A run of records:
^^^^^^^^^^^^^^^^
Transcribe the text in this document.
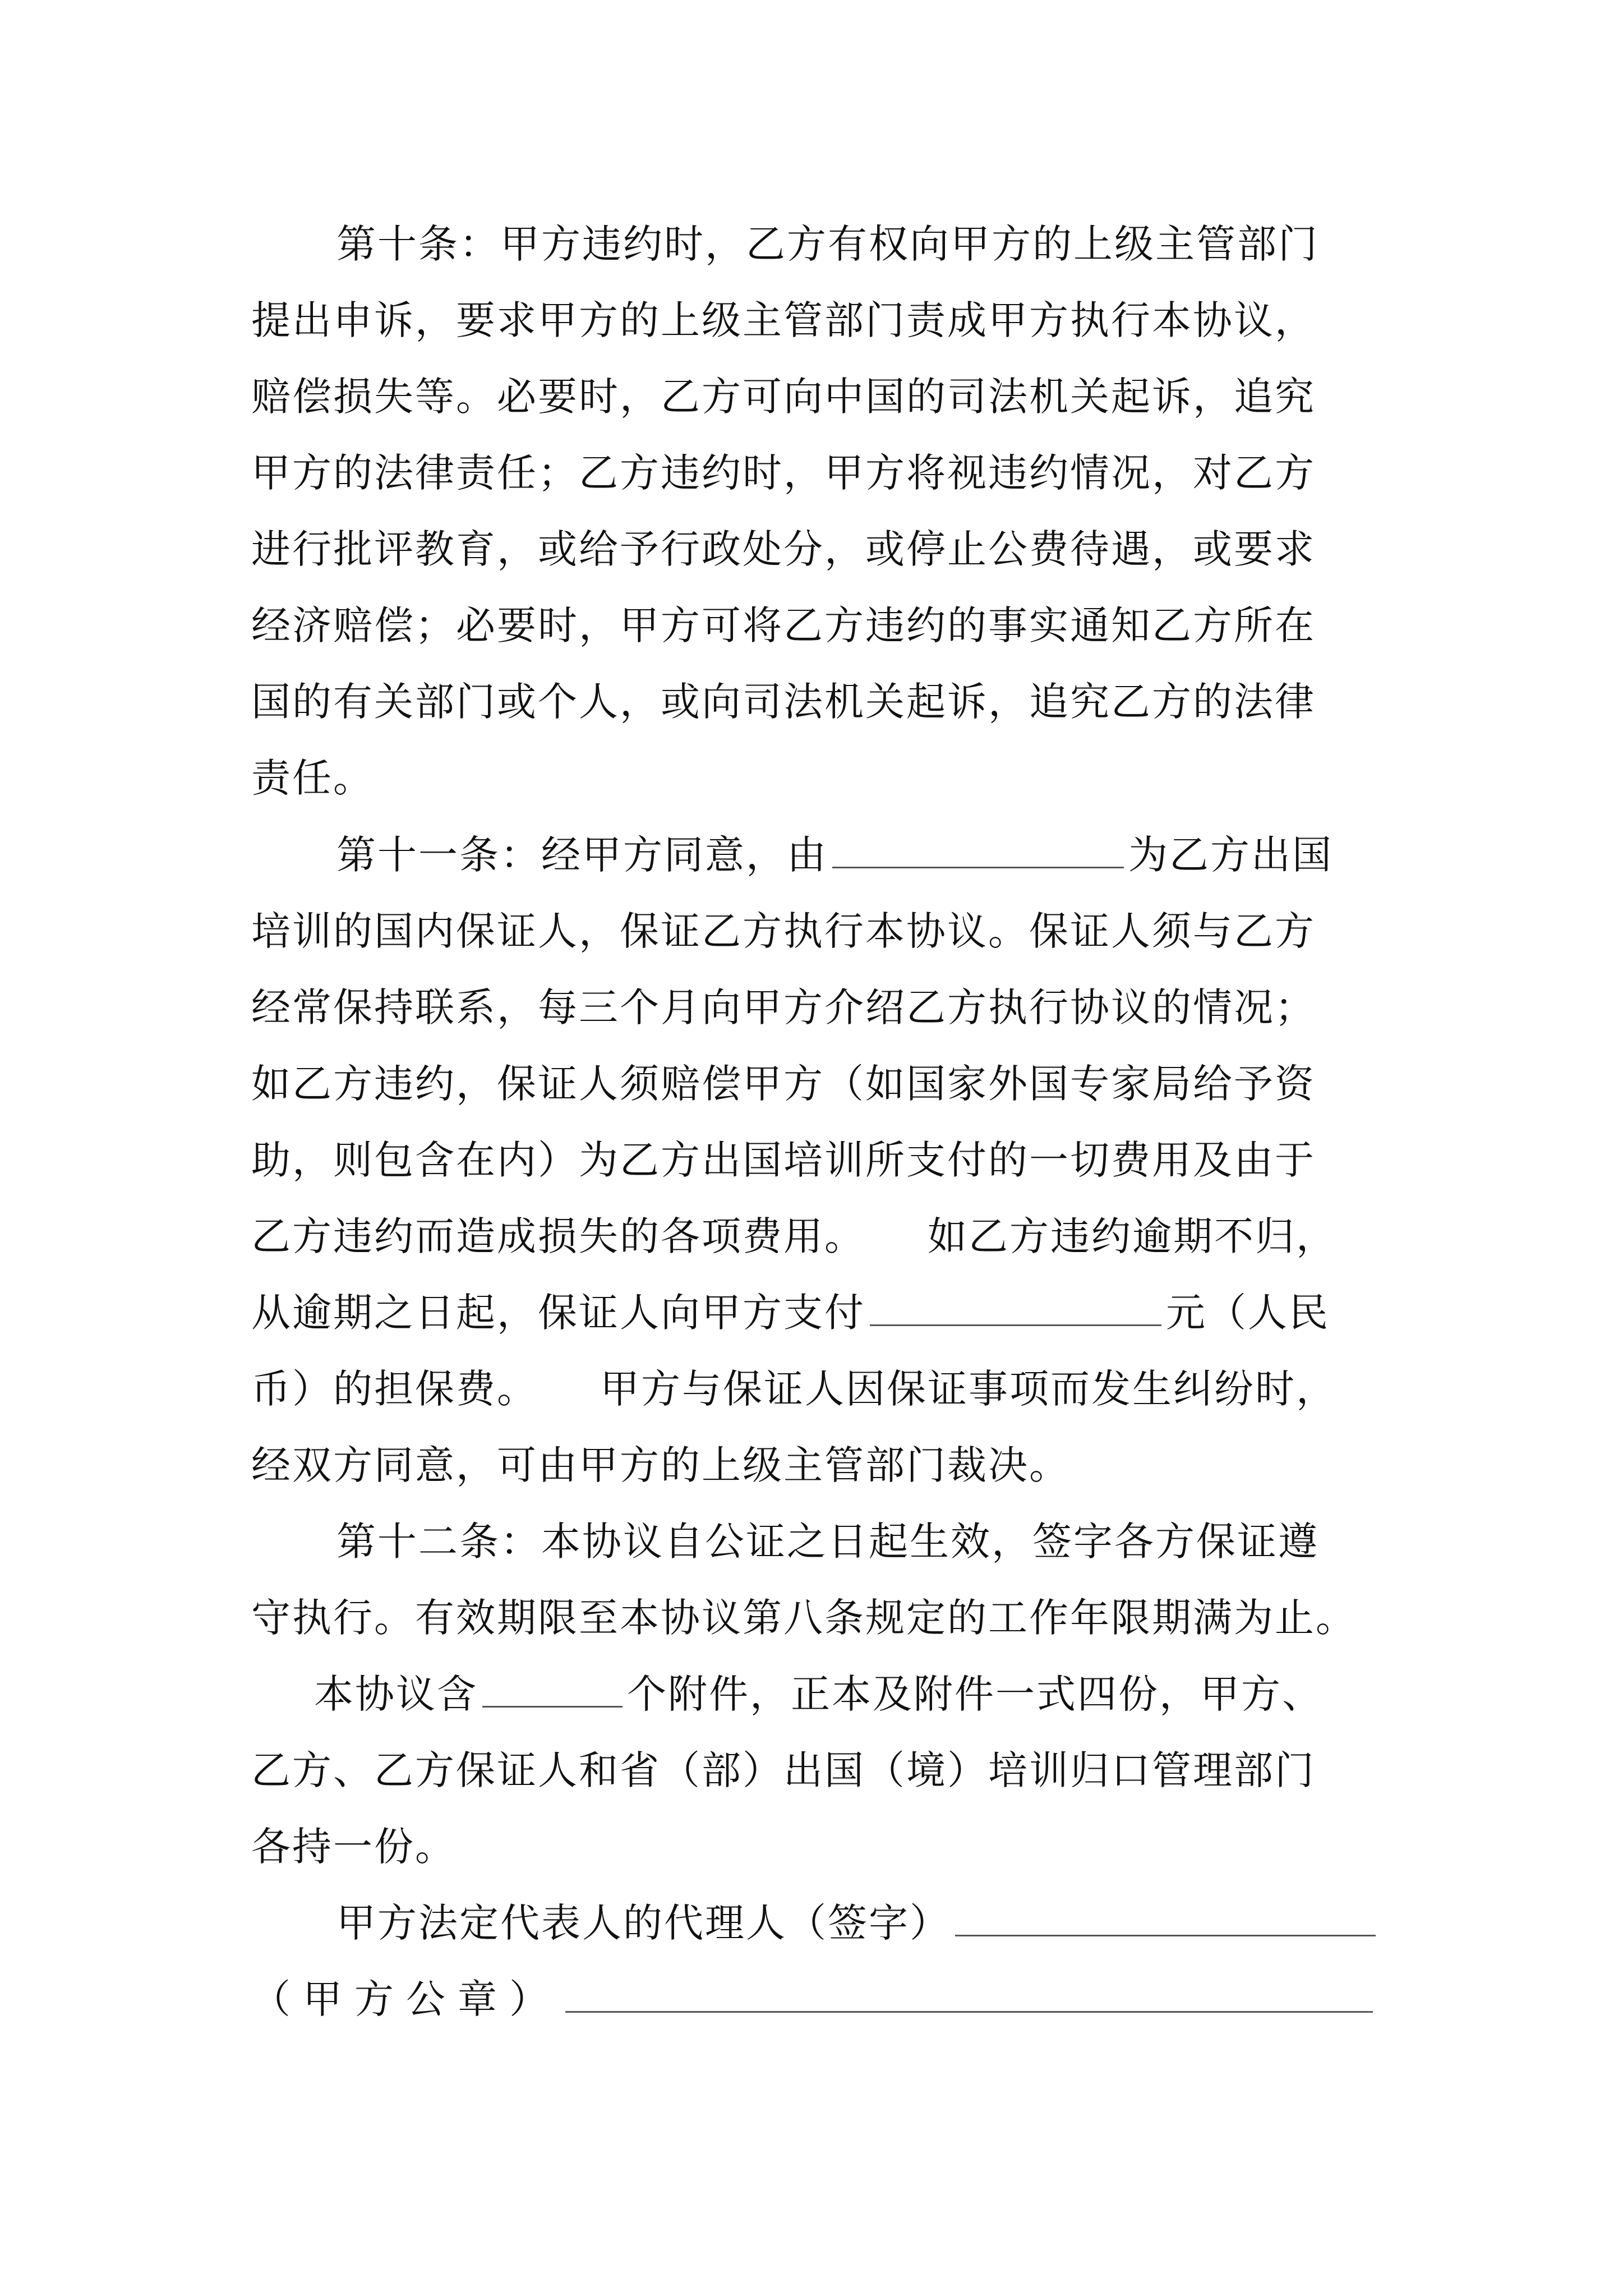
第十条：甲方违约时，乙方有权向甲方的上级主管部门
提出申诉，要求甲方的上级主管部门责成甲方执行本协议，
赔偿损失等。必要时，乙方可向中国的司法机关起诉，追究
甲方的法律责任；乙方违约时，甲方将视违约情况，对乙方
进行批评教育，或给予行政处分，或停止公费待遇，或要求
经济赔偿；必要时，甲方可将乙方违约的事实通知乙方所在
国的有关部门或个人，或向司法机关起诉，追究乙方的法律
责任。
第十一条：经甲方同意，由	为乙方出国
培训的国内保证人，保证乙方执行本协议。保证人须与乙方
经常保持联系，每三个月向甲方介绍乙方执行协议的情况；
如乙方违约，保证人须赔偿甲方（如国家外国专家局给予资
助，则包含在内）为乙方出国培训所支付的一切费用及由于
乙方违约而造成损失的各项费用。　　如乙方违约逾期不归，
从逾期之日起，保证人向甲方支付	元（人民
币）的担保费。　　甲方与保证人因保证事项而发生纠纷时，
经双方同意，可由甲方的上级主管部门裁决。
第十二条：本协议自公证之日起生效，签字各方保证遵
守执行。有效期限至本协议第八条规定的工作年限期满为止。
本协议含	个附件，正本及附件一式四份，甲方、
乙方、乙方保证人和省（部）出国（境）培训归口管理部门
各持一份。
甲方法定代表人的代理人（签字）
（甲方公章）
^^^^^^^^^^^^^^^^
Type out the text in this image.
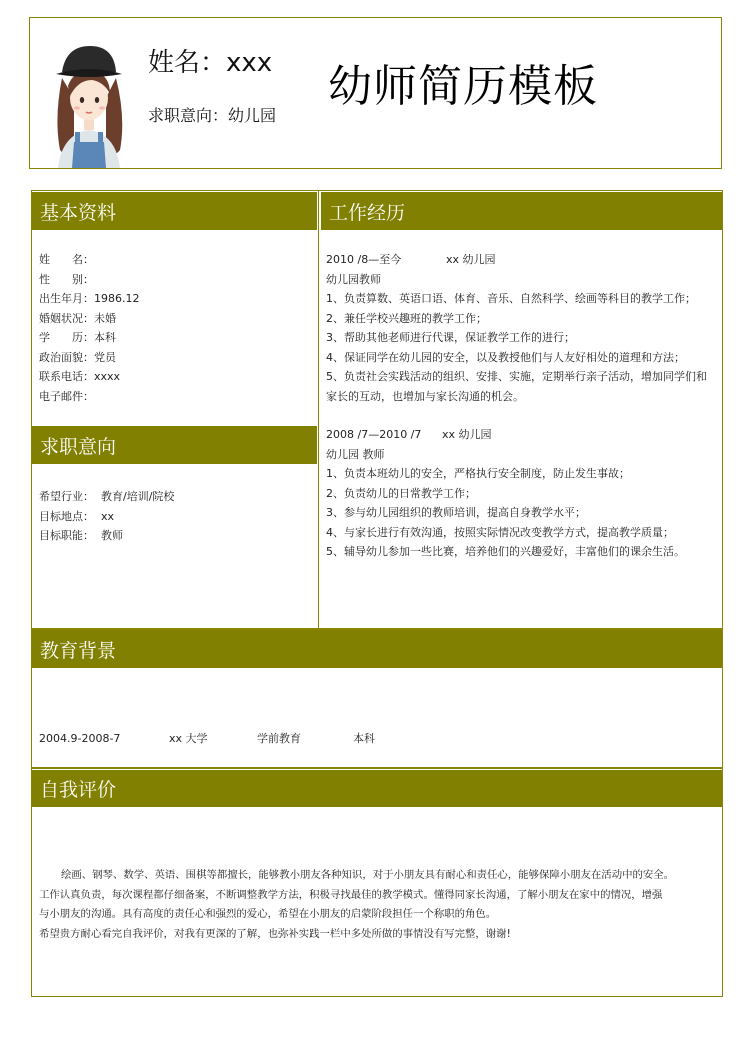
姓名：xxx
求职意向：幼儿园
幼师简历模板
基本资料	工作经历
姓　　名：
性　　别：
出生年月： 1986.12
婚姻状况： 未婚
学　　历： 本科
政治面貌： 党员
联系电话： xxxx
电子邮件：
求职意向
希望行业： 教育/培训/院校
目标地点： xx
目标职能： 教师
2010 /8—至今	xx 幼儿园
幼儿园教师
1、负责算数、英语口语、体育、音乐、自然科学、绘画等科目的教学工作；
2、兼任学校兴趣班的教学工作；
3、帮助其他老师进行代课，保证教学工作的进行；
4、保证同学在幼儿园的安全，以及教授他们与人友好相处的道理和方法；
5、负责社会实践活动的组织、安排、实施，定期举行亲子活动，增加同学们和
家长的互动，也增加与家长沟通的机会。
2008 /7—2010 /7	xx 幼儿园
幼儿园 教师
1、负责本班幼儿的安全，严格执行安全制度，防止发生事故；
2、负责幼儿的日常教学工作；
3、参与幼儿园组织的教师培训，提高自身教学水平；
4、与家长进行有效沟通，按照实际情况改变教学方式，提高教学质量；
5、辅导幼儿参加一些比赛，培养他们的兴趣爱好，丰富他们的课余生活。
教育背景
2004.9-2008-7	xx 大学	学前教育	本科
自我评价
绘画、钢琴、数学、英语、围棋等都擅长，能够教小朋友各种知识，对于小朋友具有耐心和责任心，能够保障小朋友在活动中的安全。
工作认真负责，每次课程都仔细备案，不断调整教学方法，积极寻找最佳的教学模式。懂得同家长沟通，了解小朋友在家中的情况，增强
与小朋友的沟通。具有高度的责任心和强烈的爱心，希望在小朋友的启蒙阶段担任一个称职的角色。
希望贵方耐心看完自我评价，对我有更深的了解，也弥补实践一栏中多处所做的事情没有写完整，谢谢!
^^^^^^^^^^^^^^^^
▶ Your objective
Lines containing "this" are to be counted. State the total and add nothing.

▶ Final result
2